** START SUPPLIED MATERIAL **

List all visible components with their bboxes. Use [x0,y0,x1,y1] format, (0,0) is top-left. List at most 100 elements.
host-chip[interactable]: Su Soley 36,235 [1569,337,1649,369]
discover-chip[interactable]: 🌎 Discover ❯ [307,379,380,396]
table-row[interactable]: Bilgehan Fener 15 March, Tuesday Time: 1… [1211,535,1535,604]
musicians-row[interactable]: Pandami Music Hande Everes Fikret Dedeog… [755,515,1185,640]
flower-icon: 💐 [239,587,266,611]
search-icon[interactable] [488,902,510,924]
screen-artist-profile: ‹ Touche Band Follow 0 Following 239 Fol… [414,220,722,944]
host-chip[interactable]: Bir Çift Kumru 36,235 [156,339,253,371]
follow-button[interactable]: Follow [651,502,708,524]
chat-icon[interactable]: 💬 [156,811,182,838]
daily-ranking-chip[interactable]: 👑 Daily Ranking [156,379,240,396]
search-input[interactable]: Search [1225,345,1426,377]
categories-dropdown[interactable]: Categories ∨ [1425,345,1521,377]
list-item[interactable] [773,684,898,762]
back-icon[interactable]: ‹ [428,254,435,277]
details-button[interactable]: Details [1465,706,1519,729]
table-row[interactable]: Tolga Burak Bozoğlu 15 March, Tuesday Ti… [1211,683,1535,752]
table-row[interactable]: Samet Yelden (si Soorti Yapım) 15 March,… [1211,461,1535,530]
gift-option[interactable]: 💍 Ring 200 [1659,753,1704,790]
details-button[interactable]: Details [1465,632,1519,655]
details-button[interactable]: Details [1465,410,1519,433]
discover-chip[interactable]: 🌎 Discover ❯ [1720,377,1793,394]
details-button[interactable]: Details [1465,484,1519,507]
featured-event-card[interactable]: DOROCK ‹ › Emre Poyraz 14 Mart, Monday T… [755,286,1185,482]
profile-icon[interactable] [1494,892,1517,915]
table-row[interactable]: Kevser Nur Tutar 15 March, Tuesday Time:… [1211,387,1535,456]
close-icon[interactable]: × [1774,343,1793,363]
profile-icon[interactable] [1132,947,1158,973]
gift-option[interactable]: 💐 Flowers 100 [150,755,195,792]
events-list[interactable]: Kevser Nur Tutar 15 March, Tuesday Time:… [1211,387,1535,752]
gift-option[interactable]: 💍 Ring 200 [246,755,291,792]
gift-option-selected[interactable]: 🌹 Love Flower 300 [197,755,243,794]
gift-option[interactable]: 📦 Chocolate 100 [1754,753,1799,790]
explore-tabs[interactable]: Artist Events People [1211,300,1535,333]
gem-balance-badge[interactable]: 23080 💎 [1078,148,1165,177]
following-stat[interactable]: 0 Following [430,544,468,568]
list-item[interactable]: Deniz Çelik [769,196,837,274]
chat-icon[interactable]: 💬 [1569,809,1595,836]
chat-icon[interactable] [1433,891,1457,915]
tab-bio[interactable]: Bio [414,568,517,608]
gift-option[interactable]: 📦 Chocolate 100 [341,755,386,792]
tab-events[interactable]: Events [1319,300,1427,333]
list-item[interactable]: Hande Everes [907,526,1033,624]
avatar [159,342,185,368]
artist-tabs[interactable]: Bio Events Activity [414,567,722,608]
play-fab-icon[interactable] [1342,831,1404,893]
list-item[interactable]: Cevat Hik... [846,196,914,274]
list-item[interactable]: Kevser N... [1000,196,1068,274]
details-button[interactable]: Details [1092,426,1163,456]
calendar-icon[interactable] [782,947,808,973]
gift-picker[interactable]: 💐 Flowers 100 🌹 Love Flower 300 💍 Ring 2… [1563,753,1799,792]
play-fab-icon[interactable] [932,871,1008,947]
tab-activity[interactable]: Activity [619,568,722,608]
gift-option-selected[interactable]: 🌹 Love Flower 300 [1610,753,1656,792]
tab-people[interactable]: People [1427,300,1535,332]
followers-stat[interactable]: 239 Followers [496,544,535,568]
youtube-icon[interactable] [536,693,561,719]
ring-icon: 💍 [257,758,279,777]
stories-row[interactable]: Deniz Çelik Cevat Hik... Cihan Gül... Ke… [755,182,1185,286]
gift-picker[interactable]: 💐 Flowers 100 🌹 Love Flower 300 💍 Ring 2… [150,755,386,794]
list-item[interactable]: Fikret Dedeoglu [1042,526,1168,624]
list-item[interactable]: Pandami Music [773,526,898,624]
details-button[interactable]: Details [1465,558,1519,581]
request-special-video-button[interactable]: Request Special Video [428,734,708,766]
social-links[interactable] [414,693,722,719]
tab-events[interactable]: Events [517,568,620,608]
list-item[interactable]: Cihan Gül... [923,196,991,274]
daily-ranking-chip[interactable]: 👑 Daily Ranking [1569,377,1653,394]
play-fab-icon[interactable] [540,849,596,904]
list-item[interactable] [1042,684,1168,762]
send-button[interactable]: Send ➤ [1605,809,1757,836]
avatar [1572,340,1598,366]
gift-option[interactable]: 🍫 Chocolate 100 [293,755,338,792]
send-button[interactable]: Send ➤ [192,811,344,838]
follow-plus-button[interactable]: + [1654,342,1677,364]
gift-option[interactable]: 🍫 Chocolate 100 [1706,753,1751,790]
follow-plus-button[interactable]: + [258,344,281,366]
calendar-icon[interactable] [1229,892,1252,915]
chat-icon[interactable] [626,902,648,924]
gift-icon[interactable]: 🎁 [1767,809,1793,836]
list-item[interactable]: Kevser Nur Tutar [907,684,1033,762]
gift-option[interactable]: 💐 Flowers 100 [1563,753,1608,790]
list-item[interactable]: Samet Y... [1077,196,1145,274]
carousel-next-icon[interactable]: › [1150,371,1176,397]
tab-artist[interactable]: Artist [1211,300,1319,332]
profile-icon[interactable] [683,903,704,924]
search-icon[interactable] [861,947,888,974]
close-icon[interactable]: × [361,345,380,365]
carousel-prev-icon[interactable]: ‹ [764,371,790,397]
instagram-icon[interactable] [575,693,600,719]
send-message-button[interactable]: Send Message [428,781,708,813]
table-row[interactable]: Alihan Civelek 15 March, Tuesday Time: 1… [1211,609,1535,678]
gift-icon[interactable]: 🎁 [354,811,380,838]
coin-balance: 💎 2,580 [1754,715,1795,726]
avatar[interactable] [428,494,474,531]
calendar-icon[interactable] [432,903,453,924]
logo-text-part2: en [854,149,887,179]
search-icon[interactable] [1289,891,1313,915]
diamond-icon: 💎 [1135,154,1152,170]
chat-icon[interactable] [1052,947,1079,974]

** END SUPPLIED MATERIAL **
** START SUPPLIED MATERIAL **

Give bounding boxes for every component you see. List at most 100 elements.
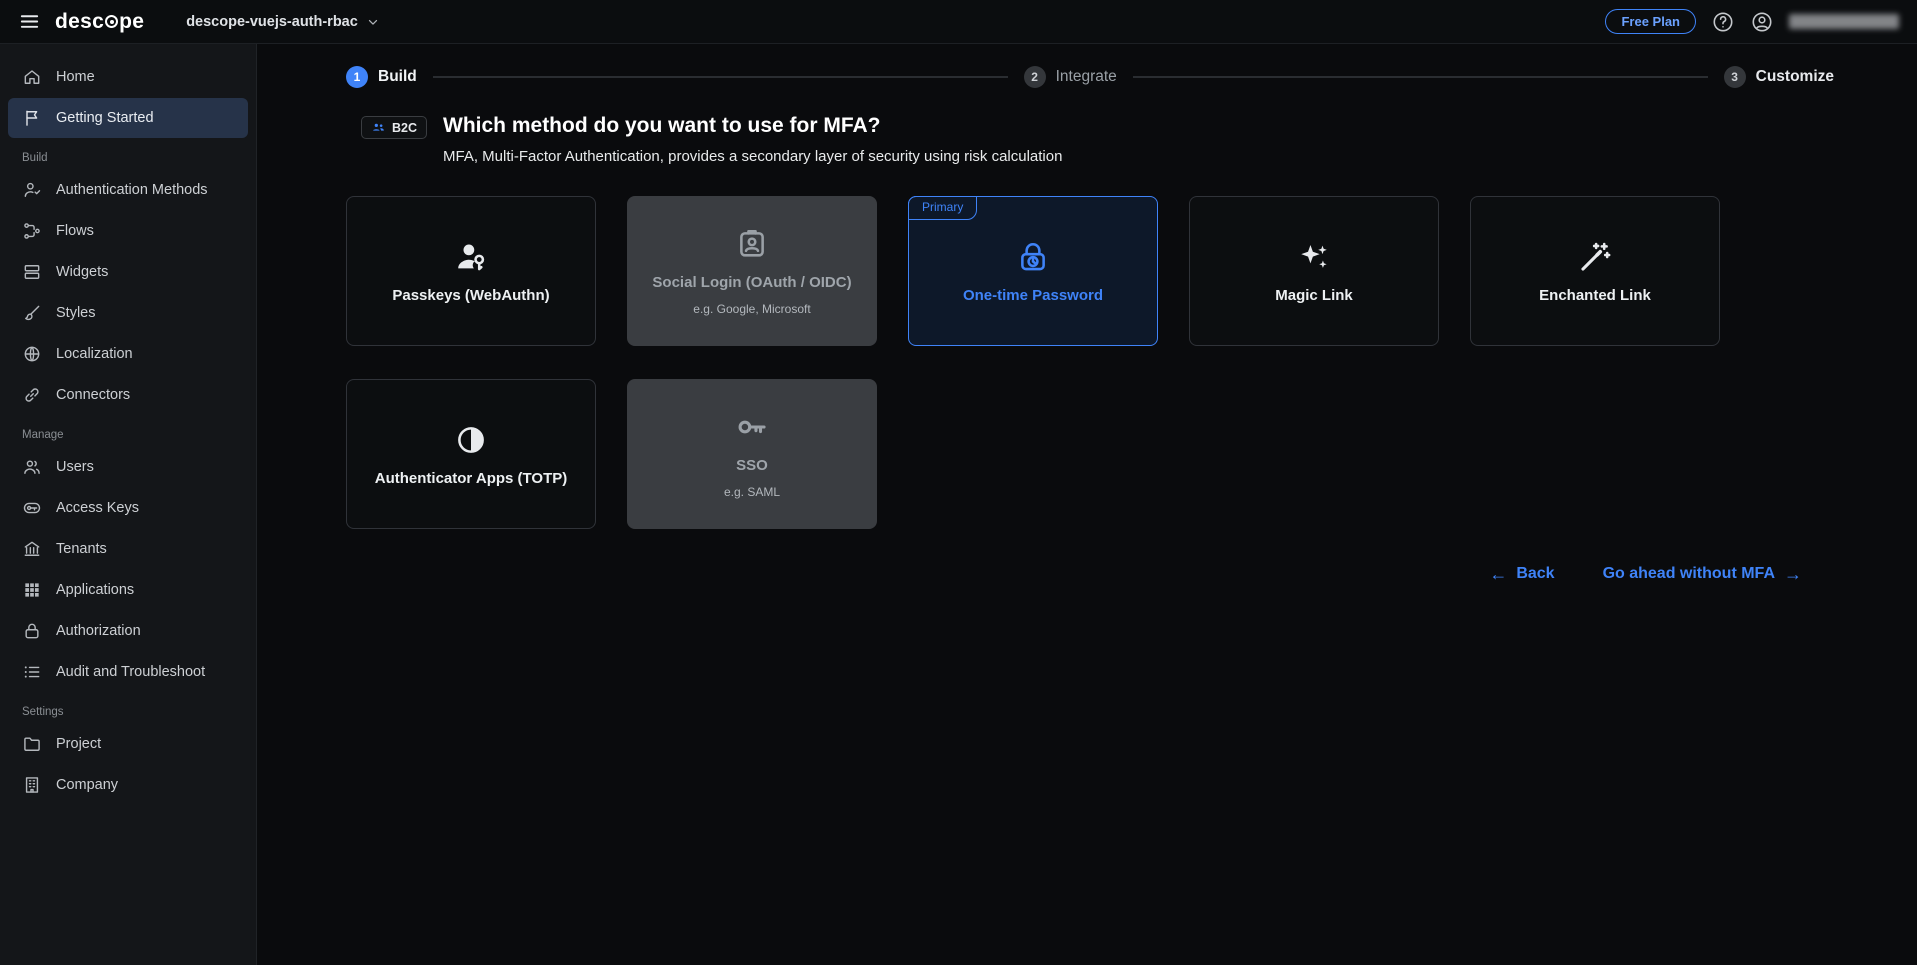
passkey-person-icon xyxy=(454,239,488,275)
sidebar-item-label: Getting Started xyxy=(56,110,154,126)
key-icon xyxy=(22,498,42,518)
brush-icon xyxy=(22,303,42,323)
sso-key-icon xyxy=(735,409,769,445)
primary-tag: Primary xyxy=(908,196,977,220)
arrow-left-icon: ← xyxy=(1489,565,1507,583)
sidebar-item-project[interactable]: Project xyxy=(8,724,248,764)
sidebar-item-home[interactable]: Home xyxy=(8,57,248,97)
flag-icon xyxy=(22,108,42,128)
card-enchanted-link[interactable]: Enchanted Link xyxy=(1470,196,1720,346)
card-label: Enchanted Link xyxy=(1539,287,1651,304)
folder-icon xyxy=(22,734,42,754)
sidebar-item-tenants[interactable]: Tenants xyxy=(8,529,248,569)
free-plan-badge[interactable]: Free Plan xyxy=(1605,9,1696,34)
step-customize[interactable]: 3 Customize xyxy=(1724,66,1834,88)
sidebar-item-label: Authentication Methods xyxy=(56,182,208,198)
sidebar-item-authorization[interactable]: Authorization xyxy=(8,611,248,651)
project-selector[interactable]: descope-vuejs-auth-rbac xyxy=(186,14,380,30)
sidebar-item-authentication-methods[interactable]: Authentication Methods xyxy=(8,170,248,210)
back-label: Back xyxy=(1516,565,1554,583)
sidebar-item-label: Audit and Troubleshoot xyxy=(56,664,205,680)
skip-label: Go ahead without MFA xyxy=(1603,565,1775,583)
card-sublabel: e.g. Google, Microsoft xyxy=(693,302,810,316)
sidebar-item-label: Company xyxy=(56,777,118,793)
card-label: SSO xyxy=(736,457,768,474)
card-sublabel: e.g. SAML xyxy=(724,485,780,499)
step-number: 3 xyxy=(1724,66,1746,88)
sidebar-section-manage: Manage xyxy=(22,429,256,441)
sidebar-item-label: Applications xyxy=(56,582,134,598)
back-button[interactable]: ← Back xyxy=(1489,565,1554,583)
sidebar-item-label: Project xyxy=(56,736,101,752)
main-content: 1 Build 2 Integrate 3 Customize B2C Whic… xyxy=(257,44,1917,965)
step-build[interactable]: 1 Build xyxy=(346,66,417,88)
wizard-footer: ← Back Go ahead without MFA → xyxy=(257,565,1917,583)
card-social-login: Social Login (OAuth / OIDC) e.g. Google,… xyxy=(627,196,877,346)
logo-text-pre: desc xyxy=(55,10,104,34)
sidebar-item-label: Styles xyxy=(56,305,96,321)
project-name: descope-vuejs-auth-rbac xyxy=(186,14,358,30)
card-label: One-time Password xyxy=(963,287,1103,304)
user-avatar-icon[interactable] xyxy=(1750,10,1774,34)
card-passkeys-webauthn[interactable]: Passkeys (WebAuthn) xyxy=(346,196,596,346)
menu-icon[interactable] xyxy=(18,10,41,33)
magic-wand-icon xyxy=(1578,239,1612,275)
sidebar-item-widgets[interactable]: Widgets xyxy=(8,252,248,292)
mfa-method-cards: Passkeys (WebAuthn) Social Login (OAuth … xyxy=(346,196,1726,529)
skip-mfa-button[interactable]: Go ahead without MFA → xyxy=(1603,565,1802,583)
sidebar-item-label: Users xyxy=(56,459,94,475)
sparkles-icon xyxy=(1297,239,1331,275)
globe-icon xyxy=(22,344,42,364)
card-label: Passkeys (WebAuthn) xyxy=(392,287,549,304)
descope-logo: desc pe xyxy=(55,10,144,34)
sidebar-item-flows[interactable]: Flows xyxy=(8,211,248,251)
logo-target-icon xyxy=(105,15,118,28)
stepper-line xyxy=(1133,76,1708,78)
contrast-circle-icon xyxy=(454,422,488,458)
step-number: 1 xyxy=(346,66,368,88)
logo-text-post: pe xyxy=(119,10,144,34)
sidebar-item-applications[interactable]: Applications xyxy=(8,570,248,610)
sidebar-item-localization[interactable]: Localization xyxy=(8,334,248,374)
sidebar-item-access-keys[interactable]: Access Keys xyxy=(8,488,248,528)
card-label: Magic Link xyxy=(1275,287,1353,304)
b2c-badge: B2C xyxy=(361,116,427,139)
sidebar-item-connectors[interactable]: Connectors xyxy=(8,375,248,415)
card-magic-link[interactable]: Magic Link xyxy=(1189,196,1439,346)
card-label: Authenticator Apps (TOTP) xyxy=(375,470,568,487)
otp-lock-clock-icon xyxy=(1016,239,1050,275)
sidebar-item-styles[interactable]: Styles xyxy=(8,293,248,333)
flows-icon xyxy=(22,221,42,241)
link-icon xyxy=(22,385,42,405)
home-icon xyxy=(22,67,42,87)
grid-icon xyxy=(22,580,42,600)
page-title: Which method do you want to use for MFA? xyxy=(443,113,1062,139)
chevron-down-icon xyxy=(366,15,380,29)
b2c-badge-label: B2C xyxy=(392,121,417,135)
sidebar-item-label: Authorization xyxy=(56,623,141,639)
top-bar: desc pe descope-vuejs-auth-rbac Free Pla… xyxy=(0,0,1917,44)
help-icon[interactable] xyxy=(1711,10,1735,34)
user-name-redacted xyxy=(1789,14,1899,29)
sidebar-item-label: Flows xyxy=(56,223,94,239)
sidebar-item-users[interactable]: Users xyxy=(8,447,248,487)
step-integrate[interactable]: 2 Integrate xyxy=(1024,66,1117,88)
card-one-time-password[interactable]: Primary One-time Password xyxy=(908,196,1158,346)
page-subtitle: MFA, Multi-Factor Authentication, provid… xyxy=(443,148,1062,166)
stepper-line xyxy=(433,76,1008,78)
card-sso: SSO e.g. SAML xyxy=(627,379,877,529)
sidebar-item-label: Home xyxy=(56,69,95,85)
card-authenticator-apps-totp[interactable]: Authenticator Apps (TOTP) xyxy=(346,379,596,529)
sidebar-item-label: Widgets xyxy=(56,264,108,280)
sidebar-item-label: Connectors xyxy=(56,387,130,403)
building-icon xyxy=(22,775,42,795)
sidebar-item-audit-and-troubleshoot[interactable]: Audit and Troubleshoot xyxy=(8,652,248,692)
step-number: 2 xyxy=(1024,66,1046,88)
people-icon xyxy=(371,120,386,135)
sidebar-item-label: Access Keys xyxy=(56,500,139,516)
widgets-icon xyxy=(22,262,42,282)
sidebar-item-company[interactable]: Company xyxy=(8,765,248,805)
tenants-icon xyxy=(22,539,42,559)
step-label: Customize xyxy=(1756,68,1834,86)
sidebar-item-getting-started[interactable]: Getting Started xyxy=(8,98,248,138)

** END SUPPLIED MATERIAL **
** START SUPPLIED MATERIAL **

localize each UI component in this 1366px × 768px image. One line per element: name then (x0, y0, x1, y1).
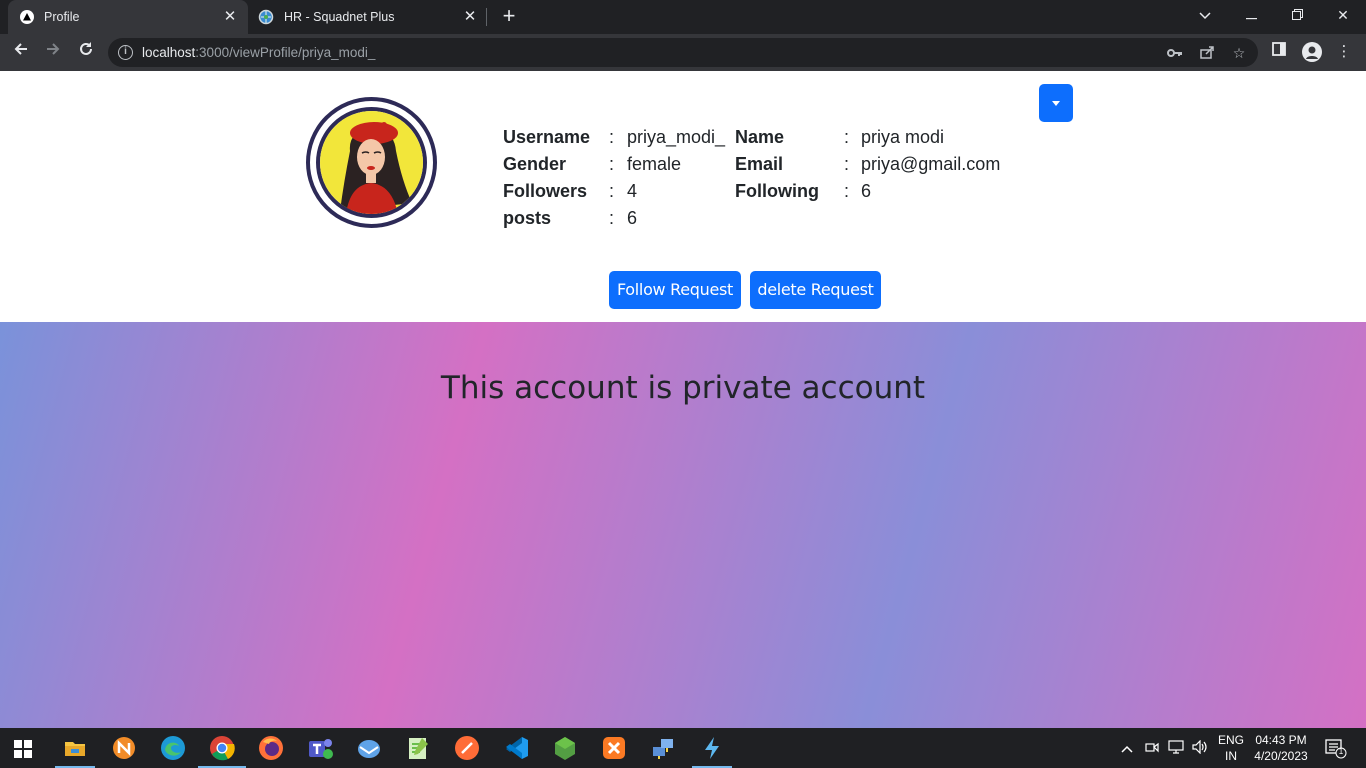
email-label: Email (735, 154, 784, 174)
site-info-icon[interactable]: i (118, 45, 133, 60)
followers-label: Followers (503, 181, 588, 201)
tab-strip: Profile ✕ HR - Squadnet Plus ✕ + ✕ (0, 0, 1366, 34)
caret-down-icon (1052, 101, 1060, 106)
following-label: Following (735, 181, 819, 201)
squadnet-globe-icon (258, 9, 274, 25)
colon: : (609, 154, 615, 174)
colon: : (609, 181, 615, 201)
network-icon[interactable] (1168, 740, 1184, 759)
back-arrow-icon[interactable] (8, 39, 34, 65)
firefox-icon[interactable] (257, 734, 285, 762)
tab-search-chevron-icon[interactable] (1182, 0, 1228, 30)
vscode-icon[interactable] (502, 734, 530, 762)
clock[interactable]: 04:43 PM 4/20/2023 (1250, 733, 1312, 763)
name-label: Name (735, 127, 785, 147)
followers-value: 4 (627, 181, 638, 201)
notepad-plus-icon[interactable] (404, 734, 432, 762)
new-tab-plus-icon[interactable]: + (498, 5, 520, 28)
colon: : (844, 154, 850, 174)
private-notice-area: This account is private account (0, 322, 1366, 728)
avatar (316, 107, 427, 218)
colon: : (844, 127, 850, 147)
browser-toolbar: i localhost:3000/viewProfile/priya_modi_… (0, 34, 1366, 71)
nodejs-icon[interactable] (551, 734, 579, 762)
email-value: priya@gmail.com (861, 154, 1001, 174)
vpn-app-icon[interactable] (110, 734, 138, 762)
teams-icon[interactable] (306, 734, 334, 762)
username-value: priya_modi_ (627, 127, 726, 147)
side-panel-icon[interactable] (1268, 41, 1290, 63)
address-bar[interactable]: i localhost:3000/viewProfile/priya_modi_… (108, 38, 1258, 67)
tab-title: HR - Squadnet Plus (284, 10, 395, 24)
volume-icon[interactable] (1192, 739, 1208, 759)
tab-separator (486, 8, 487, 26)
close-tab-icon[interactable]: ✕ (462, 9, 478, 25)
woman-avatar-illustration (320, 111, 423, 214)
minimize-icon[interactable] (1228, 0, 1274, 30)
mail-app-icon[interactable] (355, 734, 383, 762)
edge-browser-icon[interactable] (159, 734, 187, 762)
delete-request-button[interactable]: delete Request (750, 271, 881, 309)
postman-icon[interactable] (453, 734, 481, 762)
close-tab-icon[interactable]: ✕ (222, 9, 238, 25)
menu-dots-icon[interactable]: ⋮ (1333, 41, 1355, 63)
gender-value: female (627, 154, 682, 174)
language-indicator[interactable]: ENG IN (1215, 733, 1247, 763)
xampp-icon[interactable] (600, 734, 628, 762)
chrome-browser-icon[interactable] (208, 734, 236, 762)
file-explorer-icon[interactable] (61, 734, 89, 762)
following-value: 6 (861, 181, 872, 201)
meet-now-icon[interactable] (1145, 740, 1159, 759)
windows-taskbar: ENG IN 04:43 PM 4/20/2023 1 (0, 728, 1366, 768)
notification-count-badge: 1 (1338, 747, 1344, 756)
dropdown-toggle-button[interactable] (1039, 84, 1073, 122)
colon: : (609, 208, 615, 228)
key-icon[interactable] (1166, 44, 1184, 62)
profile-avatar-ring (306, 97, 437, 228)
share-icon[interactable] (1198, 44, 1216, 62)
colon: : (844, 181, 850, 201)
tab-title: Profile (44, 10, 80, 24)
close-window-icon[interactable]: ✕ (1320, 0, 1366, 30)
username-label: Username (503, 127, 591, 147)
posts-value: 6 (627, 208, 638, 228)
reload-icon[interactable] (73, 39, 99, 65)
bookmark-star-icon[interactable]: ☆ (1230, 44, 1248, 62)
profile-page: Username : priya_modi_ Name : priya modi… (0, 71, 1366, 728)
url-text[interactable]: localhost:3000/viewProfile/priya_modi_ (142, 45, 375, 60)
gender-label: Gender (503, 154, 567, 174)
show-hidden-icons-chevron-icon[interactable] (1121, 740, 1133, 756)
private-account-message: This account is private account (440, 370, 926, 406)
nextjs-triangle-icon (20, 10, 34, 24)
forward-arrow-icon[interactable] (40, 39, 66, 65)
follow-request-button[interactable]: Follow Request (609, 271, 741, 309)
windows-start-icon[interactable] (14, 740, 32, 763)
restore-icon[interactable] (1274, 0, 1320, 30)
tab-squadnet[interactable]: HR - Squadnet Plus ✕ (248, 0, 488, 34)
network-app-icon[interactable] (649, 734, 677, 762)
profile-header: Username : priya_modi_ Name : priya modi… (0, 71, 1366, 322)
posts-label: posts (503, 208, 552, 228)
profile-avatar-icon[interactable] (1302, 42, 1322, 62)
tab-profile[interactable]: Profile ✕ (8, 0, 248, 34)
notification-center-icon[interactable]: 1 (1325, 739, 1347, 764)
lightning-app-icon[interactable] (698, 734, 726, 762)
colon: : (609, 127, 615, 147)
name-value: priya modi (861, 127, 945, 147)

** END SUPPLIED MATERIAL **

INSTRUCTION: From the entries above, pick out every line that contains the word "Audit" and copy each one in full.

FINISHED TASK:
sidebar-item-label: Audit and Troubleshoot xyxy=(56,664,205,680)
sidebar-item-audit-and-troubleshoot[interactable]: Audit and Troubleshoot xyxy=(8,652,248,692)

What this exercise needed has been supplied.